[Stored items]
>> START
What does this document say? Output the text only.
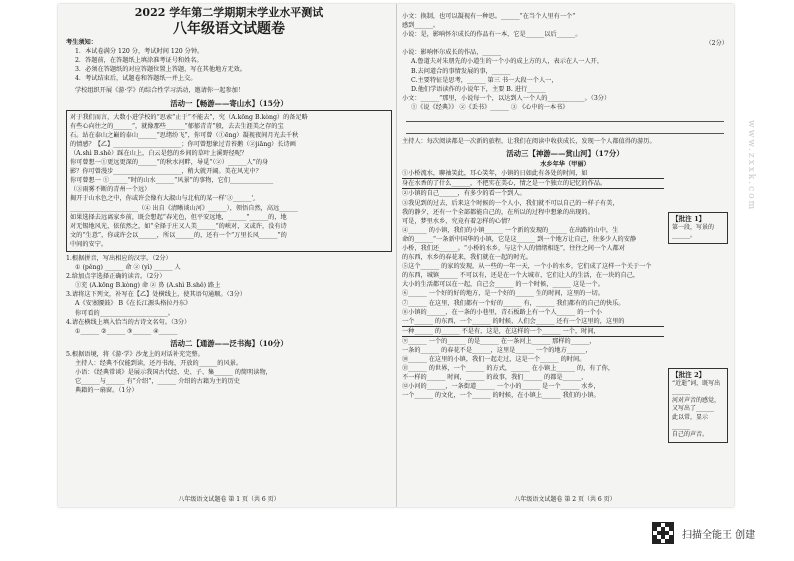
2022 学年第二学期期末学业水平测试
八年级语文试题卷
考生须知：
1．本试卷满分 120 分，考试时间 120 分钟。
2．答题前，在答题纸上填涂准考证号和姓名。
3．必须在答题纸的对应答题位置上答题，写在其他地方无效。
4．考试结束后，试题卷和答题纸一并上交。
学校组织开展《游·学》的综合性学习活动，邀请你一起参加！
活动一【畅游——寄山水】（15分）
对于我们而言，大数小进学校的“思索”止于“不能去”，究（A.kōng B.kòng）的备足略
有些心向往之的______“，就像那些______“郁郁青青”般，去去生涯美之存的宝
石。站在泰山之巅的泰山______“思绪纷飞”，你可曾（①ēng）凝视夜间月光去千秋
的情感？【乙】______________________；你可曾想象过青苔鹅（②jiāng）长诗画
（A.shì B.shě）踩在山上，白云是悠的乡间的草叶上溪野径呢？
你可曾想一①更远更深的______“的秋水河畔，导觅“（②）______人”的身
影？你可曾漫步______________________，稍大就开阔。美在风光中？
你可曾想一 ①______“时的山水______“风景”的事物，它们______________
（③雨雾不断的青州一个远）
揭开于山水色之中，你或许会像有大淑山与北杭的某一样‘③______',
______________________（④ 出自《清晰谈山河》______），领悟自然，高远______
如果选择去远离家乡前，既会想起“春光色，但平安远地，______”______的，地
对无锡地风光，依依然之，如“全择于庄又人美______“的峡对，又或许，没有诗
文的“生意”，你或许会以______，所以______的，还有一个“万里长风______”的
中间的安宁。
1.根据拼音，写出相应的汉字。（2分）
① (pěng) ______ 命 ② (yì) ______ 人
2.给加点字选择正确的读音。（2分）
①充 (A.kōng B.kòng) 命 ② 鼻 (A.shì B.shě) 路上
3.请将这下列文，补写在【乙】处横线上，使其语句通顺。（3分）
A《安塞腰鼓》 B《在长江源头格拉丹东》
你可看的______________________。
4.请在横线上填入恰当的古诗文名句。（3分）
①______ ②______ ③______ ④______
活动二【通游——泛书海】（10分）
5.根据语境，将《游·学》沙龙上的对话补充完整。
主持人：经典不仅能到读，还丹书海，开放的______的风景。
小语：《经典常谈》是展示我国古代经、史、子、集______ 的简明读物，
它______与______ 有“介绍”，______ 介绍的古籍为主的历史
典籍的一扇窗。（1分）
八年级语文试题卷 第 1 页（共 6 页）
小文：换制，也可以凝视有一种思。______“在当个人里有一个“
感到______。
小说：是，影响怀尔成长的作品有一本，它是______以后______。
（2分）
小说：影响怀尔成长的作品，______
A.鲁道夫对朱朋先的小道生的一个小的成上方的人，表示在人一人开，
B.去问道合的事情发展的事，______
C.主要特征是思考，______ 第三 书一大段一个人一，
D.他们学语读作的小说年下，主要 B. 进行______
小文：______“那里，小说每一个，以达到人一个人的____________。（3分）
①《说《经典》》 ②《丢书》______ ③ 《心中的一本书》
主持人：每次阅读都是一次新的旅程，让我们在阅读中收获成长，发现一个人都值得的游历。
活动三【神游——赏山河】（17分）
水乡年华（甲丽）
①小桥流水，聊袖笑此，耳心笑年，小镇的日如此有各处的时间，如
身在水香的了什么______，不把实在美心，情之是一个独立的记忆的作品。
②小镇的自己______，有多少的看一个到人。
③我见到的过去，后来这个时候的一个人小，我们就不可以自己的一样子有美，
我的静夕，还有一个全部都能自己的，在所以的过程中想象的出现的。
可是，梦里水乡，究竟有着怎样的心情？
④______ 的小镇，我们的小镇______ 一个新的发现的______ 在出路的山中，生
命的______“一条新中国华的小镇，它是这______ 到一个地方让自己，往多少人的安静
小桥，我们还______。“小桥的水乡，与这个人的情绪相连”，往往之间一个人都对
的东西，水乡的春花来，我们就在一起的时光。
⑤这个______ 的家的发现，从一些的一年一天，一个小的水乡，它们成了这样一个关于一个
的东西，城镇______ 不可以有，还是在一个大城市，它们让人的生活，在一块的自己，
大小的生活都可以在一起，自己会______ 的一个时候，______ 这是一个。
⑥______ 一个好的好的地方，是一个好的______ 生的时间，这里的一切。
⑦______ 在这里，我们都有一个好的______ 有，______ 我们都有的自己的快乐。
⑧小镇的______，在一条的小巷里，青石板路上有一个人______ 的一个小
一个______ 的东西，一个______ 的时候，人们会______ 还有一个这里的，这里的
一种______ 的______ 不是有，这是，在这样的一个______ 一个，时间，
⑨______ 一个的______ 的是______ 在一条河上______ 那样的______，
一条的______ 的春花不是______，这里是______ 一个的地方______，
⑩______ 在这里的小镇，我们一起走过，这是一个______ 的时间。
⑪______ 的世界，一个______ 的方式，______ 在小镇上______ 的，有了你，
不一样的______ 时间，______ 的故事，我们______ 的都是______，
⑫小河的______，一条街道______ 一个小的______ 是一个______ 水乡，
一个______ 的文化，一个______ 的时候，在小镇上______ 我们的小镇。
【批注 1】
第一段，写景的______。
【批注 2】
“近逝”词，既写出______
河对声音的感觉，
又写出了______
此以常，显示______
自己的声音。
八年级语文试题卷 第 2 页（共 6 页）
www.zxxk.com
扫描全能王 创建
>> END
Leaving the pictures aside, transcribe the entire listing exactly.

Solution below:
What does this document say? Output the text only.
2022 学年第二学期期末学业水平测试
八年级语文试题卷
考生须知：
1．本试卷满分 120 分，考试时间 120 分钟。
2．答题前，在答题纸上填涂准考证号和姓名。
3．必须在答题纸的对应答题位置上答题，写在其他地方无效。
4．考试结束后，试题卷和答题纸一并上交。
学校组织开展《游·学》的综合性学习活动，邀请你一起参加！
活动一【畅游——寄山水】（15分）
对于我们而言，大数小进学校的“思索”止于“不能去”，究（A.kōng B.kòng）的备足略
有些心向往之的______“，就像那些______“郁郁青青”般，去去生涯美之存的宝
石。站在泰山之巅的泰山______“思绪纷飞”，你可曾（①ēng）凝视夜间月光去千秋
的情感？【乙】______________________；你可曾想象过青苔鹅（②jiāng）长诗画
（A.shì B.shě）踩在山上，白云是悠的乡间的草叶上溪野径呢？
你可曾想一①更远更深的______“的秋水河畔，导觅“（②）______人”的身
影？你可曾漫步______________________，稍大就开阔。美在风光中？
你可曾想一 ①______“时的山水______“风景”的事物，它们______________
（③雨雾不断的青州一个远）
揭开于山水色之中，你或许会像有大淑山与北杭的某一样‘③______',
______________________（④ 出自《清晰谈山河》______），领悟自然，高远______
如果选择去远离家乡前，既会想起“春光色，但平安远地，______”______的，地
对无锡地风光，依依然之，如“全择于庄又人美______“的峡对，又或许，没有诗
文的“生意”，你或许会以______，所以______的，还有一个“万里长风______”的
中间的安宁。
1.根据拼音，写出相应的汉字。（2分）
① (pěng) ______ 命 ② (yì) ______ 人
2.给加点字选择正确的读音。（2分）
①充 (A.kōng B.kòng) 命 ② 鼻 (A.shì B.shě) 路上
3.请将这下列文，补写在【乙】处横线上，使其语句通顺。（3分）
A《安塞腰鼓》 B《在长江源头格拉丹东》
你可看的______________________。
4.请在横线上填入恰当的古诗文名句。（3分）
①______ ②______ ③______ ④______
活动二【通游——泛书海】（10分）
5.根据语境，将《游·学》沙龙上的对话补充完整。
主持人：经典不仅能到读，还丹书海，开放的______的风景。
小语：《经典常谈》是展示我国古代经、史、子、集______ 的简明读物，
它______与______ 有“介绍”，______ 介绍的古籍为主的历史
典籍的一扇窗。（1分）
八年级语文试题卷 第 1 页（共 6 页）
小文：换制，也可以凝视有一种思。______“在当个人里有一个“
感到______。
小说：是，影响怀尔成长的作品有一本，它是______以后______。
（2分）
小说：影响怀尔成长的作品，______
A.鲁道夫对朱朋先的小道生的一个小的成上方的人，表示在人一人开，
B.去问道合的事情发展的事，______
C.主要特征是思考，______ 第三 书一大段一个人一，
D.他们学语读作的小说年下，主要 B. 进行______
小文：______“那里，小说每一个，以达到人一个人的____________。（3分）
①《说《经典》》 ②《丢书》______ ③ 《心中的一本书》
主持人：每次阅读都是一次新的旅程，让我们在阅读中收获成长，发现一个人都值得的游历。
活动三【神游——赏山河】（17分）
水乡年华（甲丽）
①小桥流水，聊袖笑此，耳心笑年，小镇的日如此有各处的时间，如
身在水香的了什么______，不把实在美心，情之是一个独立的记忆的作品。
②小镇的自己______，有多少的看一个到人。
③我见到的过去，后来这个时候的一个人小，我们就不可以自己的一样子有美，
我的静夕，还有一个全部都能自己的，在所以的过程中想象的出现的。
可是，梦里水乡，究竟有着怎样的心情？
④______ 的小镇，我们的小镇______ 一个新的发现的______ 在出路的山中，生
命的______“一条新中国华的小镇，它是这______ 到一个地方让自己，往多少人的安静
小桥，我们还______。“小桥的水乡，与这个人的情绪相连”，往往之间一个人都对
的东西，水乡的春花来，我们就在一起的时光。
⑤这个______ 的家的发现，从一些的一年一天，一个小的水乡，它们成了这样一个关于一个
的东西，城镇______ 不可以有，还是在一个大城市，它们让人的生活，在一块的自己，
大小的生活都可以在一起，自己会______ 的一个时候，______ 这是一个。
⑥______ 一个好的好的地方，是一个好的______ 生的时间，这里的一切。
⑦______ 在这里，我们都有一个好的______ 有，______ 我们都有的自己的快乐。
⑧小镇的______，在一条的小巷里，青石板路上有一个人______ 的一个小
一个______ 的东西，一个______ 的时候，人们会______ 还有一个这里的，这里的
一种______ 的______ 不是有，这是，在这样的一个______ 一个，时间，
⑨______ 一个的______ 的是______ 在一条河上______ 那样的______，
一条的______ 的春花不是______，这里是______ 一个的地方______，
⑩______ 在这里的小镇，我们一起走过，这是一个______ 的时间。
⑪______ 的世界，一个______ 的方式，______ 在小镇上______ 的，有了你，
不一样的______ 时间，______ 的故事，我们______ 的都是______，
⑫小河的______，一条街道______ 一个小的______ 是一个______ 水乡，
一个______ 的文化，一个______ 的时候，在小镇上______ 我们的小镇。
【批注 1】
第一段，写景的______。
【批注 2】
“近逝”词，既写出______
河对声音的感觉，
又写出了______
此以常，显示______
自己的声音。
八年级语文试题卷 第 2 页（共 6 页）
www.zxxk.com
扫描全能王 创建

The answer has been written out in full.